◆ Task: Select, from the material below, each line with "Building" in it.
======
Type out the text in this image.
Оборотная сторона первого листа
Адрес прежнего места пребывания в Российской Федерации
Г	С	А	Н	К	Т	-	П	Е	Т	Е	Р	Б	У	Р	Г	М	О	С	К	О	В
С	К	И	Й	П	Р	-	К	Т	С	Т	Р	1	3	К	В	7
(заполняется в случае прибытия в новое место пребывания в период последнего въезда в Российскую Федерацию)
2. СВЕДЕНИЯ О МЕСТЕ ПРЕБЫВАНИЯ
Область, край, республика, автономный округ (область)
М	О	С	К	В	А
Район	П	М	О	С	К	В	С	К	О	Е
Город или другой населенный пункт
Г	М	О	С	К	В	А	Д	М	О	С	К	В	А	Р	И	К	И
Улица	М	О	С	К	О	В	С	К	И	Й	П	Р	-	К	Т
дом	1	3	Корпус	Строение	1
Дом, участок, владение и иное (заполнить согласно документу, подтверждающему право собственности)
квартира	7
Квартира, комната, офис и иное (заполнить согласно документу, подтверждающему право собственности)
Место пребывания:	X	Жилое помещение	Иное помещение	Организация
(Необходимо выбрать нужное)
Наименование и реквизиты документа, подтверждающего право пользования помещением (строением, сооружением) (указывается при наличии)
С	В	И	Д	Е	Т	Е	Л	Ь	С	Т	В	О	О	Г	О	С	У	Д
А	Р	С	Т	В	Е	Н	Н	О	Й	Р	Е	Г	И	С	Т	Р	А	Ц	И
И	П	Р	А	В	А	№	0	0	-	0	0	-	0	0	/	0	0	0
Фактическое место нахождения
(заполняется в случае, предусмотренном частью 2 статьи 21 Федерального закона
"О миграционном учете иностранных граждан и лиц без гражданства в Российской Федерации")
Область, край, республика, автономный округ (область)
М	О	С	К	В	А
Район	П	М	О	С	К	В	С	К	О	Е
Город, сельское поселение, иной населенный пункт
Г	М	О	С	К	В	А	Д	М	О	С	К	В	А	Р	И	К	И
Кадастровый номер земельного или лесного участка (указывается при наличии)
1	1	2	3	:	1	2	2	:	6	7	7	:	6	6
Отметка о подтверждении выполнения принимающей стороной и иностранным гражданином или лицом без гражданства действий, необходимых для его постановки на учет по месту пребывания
======
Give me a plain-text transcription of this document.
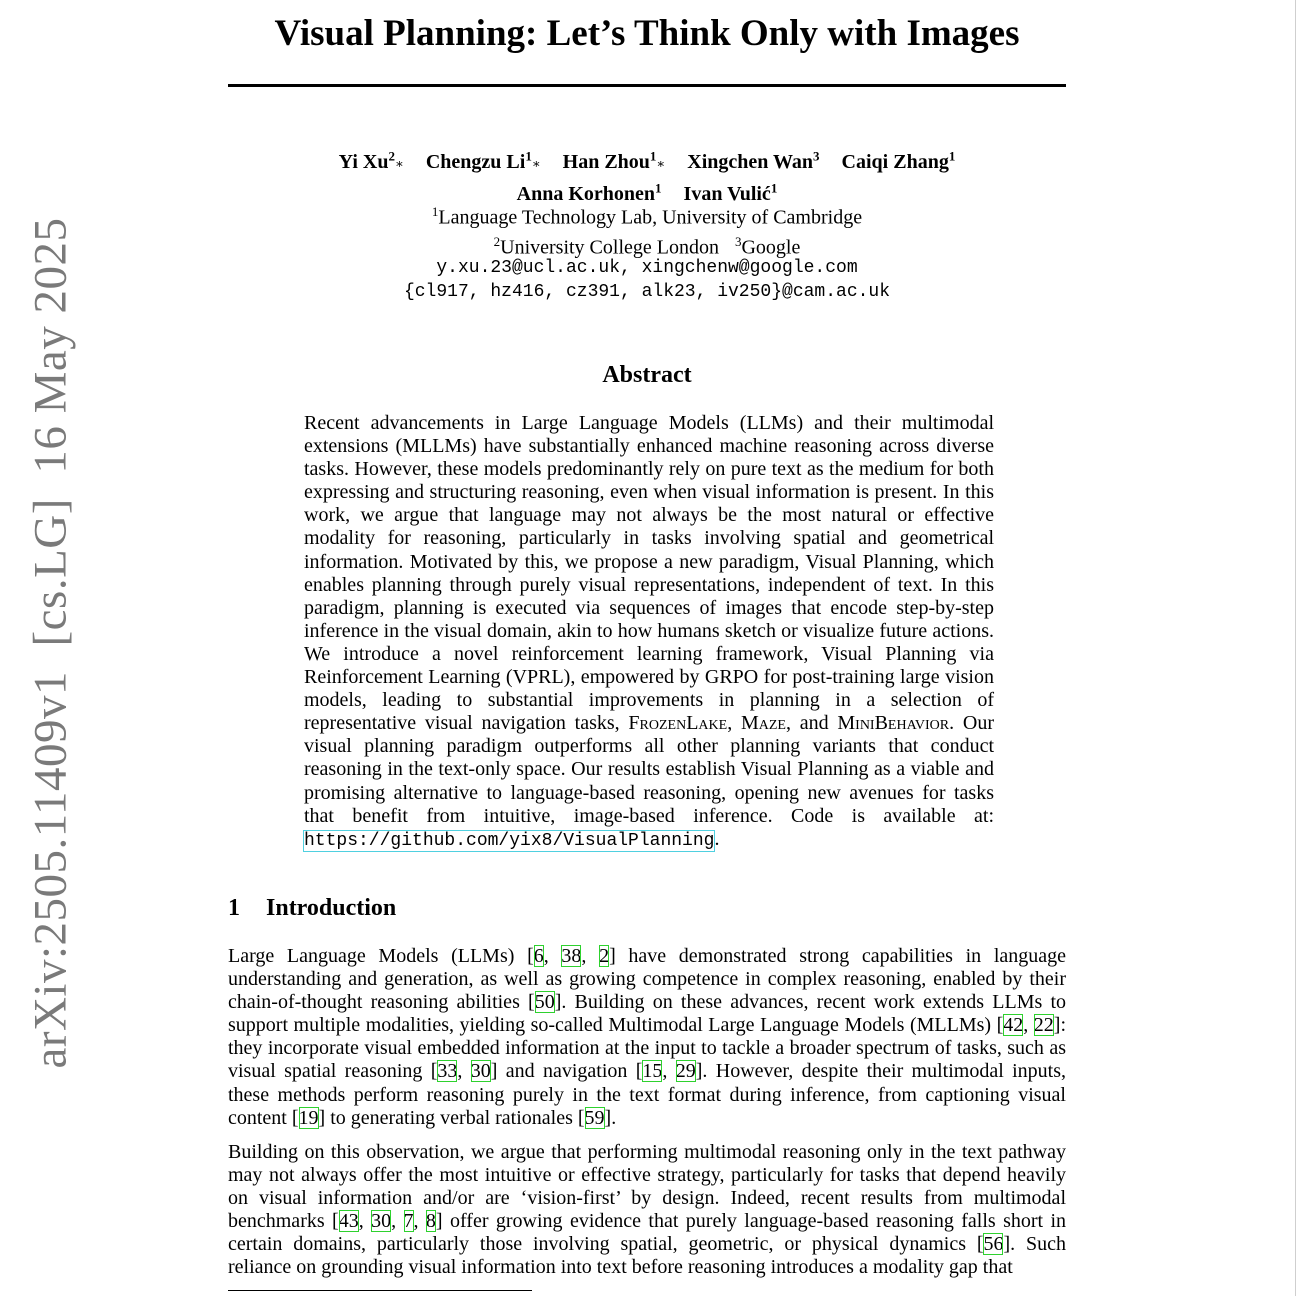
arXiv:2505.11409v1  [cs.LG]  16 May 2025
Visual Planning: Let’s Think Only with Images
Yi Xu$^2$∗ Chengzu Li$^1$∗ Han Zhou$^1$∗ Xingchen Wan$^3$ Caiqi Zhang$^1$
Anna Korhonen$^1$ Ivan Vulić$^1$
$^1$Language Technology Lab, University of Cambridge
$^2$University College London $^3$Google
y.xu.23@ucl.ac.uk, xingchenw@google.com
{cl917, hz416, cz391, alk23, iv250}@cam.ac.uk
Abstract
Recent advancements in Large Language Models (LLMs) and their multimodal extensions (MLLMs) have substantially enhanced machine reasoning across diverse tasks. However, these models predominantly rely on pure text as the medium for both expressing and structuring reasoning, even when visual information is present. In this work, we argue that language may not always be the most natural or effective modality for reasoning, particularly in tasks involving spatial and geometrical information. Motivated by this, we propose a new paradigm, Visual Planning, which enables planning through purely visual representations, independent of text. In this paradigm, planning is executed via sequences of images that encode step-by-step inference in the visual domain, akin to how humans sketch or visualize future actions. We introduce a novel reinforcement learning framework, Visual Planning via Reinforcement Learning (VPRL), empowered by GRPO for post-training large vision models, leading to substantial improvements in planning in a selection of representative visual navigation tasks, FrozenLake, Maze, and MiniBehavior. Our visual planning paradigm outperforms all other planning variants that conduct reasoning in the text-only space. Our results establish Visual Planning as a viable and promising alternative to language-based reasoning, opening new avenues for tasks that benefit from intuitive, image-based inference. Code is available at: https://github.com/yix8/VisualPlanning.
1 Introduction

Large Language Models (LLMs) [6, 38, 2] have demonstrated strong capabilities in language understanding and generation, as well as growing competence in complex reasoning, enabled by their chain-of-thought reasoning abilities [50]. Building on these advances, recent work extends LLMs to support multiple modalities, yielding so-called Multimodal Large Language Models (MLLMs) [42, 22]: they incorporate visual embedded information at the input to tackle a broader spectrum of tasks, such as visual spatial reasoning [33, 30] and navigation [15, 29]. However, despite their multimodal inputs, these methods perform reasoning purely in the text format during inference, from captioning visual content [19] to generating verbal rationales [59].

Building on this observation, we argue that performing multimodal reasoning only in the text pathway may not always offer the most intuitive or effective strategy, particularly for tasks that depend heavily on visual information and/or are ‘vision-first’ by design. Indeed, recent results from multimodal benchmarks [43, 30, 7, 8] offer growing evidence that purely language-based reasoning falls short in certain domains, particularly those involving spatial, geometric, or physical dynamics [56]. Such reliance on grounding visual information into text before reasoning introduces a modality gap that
======
◆ Final result:
Large Language Models (LLMs) [6, 38, 2] have demonstrated strong capabilities in language understanding and generation, as well as growing competence in complex reasoning, enabled by their chain-of-thought reasoning abilities [50]. Building on these advances, recent work extends LLMs to support multiple modalities, yielding so-called Multimodal Large Language Models (MLLMs) [42, 22]: they incorporate visual embedded information at the input to tackle a broader spectrum of tasks, such as visual spatial reasoning [33, 30] and navigation [15, 29]. However, despite their multimodal inputs, these methods perform reasoning purely in the text format during inference, from captioning visual content [19] to generating verbal rationales [59].
Building on this observation, we argue that performing multimodal reasoning only in the text pathway may not always offer the most intuitive or effective strategy, particularly for tasks that depend heavily on visual information and/or are ‘vision-first’ by design. Indeed, recent results from multimodal benchmarks [43, 30, 7, 8] offer growing evidence that purely language-based reasoning falls short in certain domains, particularly those involving spatial, geometric, or physical dynamics [56]. Such reliance on grounding visual information into text before reasoning introduces a modality gap that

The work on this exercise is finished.